RECORDS FOR THE TASK:

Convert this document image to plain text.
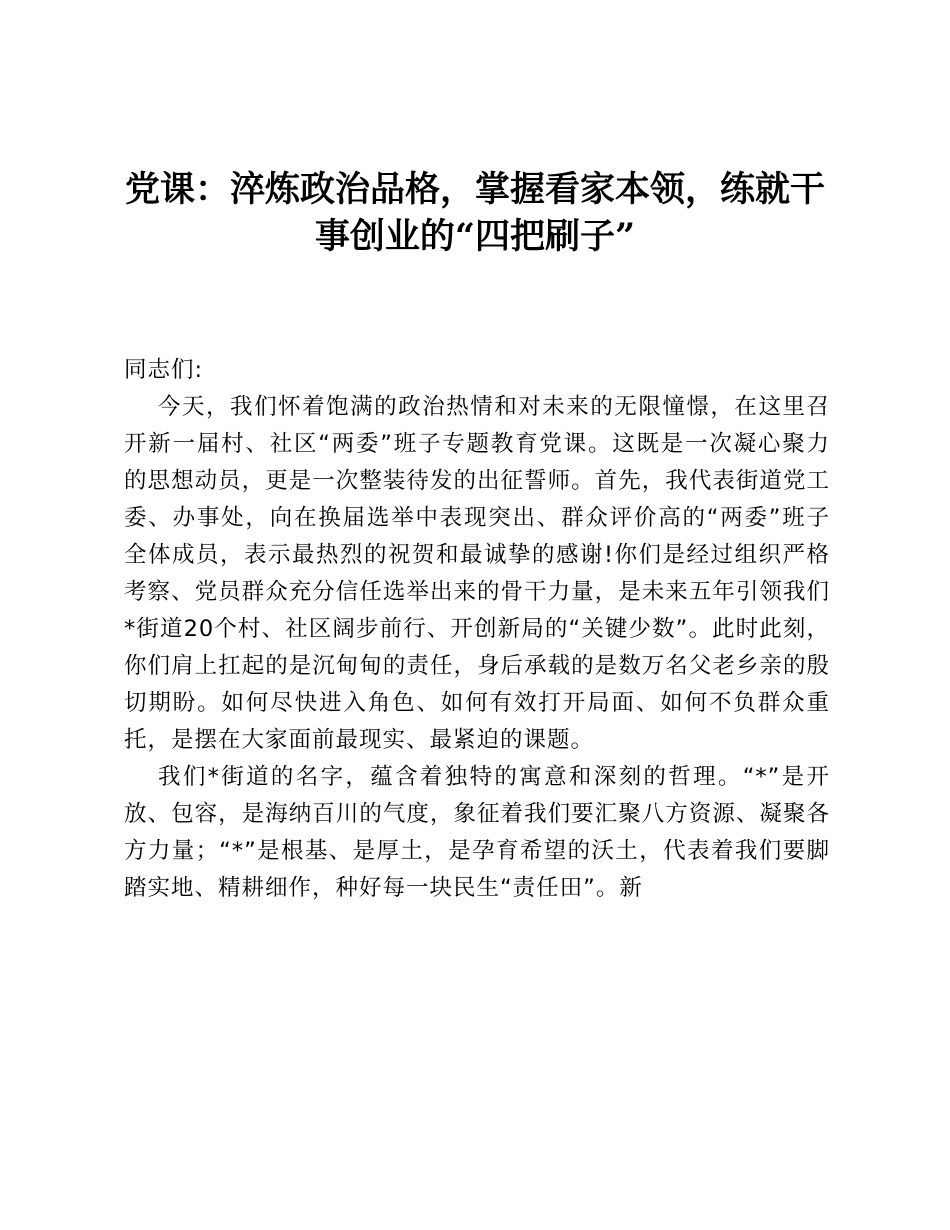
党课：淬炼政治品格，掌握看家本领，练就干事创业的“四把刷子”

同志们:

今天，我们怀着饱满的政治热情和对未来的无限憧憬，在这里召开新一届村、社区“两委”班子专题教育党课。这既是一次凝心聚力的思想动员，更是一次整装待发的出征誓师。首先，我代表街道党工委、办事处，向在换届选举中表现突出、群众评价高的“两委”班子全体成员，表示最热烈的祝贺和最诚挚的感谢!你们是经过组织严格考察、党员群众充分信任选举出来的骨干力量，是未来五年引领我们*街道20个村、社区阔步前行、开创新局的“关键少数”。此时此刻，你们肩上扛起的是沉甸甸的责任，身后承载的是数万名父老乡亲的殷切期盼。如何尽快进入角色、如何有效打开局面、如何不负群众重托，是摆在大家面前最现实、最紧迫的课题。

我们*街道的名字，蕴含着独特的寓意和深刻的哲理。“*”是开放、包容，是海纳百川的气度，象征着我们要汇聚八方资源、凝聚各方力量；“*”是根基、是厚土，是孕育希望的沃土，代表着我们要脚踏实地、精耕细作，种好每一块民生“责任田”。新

TASK OBJECTIVE: Quote the data above in full, leaving out the pictures it holds.

TASK RESULT:
Convert this document image to plain text.
党课：淬炼政治品格，掌握看家本领，练就干事创业的“四把刷子”

同志们:

今天，我们怀着饱满的政治热情和对未来的无限憧憬，在这里召开新一届村、社区“两委”班子专题教育党课。这既是一次凝心聚力的思想动员，更是一次整装待发的出征誓师。首先，我代表街道党工委、办事处，向在换届选举中表现突出、群众评价高的“两委”班子全体成员，表示最热烈的祝贺和最诚挚的感谢!你们是经过组织严格考察、党员群众充分信任选举出来的骨干力量，是未来五年引领我们*街道20个村、社区阔步前行、开创新局的“关键少数”。此时此刻，你们肩上扛起的是沉甸甸的责任，身后承载的是数万名父老乡亲的殷切期盼。如何尽快进入角色、如何有效打开局面、如何不负群众重托，是摆在大家面前最现实、最紧迫的课题。

我们*街道的名字，蕴含着独特的寓意和深刻的哲理。“*”是开放、包容，是海纳百川的气度，象征着我们要汇聚八方资源、凝聚各方力量；“*”是根基、是厚土，是孕育希望的沃土，代表着我们要脚踏实地、精耕细作，种好每一块民生“责任田”。新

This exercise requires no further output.